**WHAT NEEDS TO BE DONE**
Work out how many lines in the data hold the word "side", and reply with that number only.

begin RECORDS FOR THE EXERCISE

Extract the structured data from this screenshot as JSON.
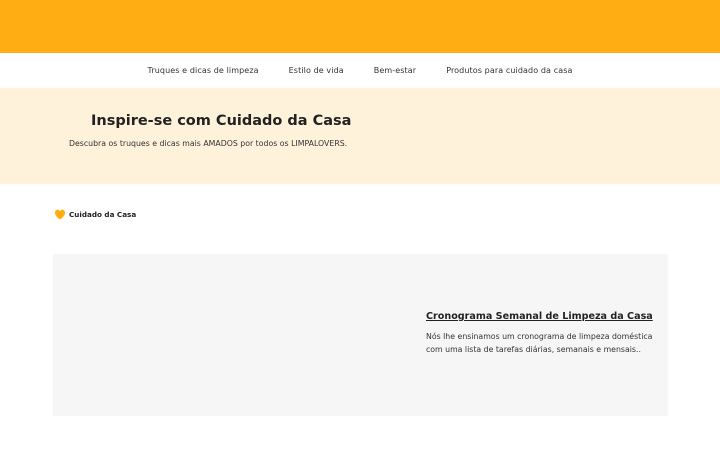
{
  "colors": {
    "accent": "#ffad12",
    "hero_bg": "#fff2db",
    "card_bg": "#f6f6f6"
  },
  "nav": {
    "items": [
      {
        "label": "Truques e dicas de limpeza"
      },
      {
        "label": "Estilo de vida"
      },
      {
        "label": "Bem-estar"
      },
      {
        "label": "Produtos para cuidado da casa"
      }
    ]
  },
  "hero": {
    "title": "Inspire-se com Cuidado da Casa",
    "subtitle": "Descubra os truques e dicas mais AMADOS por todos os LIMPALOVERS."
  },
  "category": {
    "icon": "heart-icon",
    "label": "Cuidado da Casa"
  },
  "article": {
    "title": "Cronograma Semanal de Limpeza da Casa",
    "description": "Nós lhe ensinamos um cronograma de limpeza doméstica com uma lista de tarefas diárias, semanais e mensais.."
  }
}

end RECORDS FOR THE EXERCISE
begin RECORDS FOR THE EXERCISE

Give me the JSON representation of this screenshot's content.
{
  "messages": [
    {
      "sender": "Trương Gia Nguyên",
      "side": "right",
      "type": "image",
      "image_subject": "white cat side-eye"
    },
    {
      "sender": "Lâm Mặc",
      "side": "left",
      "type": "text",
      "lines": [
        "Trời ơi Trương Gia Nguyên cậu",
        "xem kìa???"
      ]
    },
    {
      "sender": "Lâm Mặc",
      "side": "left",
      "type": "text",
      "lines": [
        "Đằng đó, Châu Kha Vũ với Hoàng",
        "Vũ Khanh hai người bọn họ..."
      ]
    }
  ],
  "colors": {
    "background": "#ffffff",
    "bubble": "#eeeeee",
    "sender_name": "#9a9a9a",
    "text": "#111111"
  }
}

end RECORDS FOR THE EXERCISE

**RESULT**
4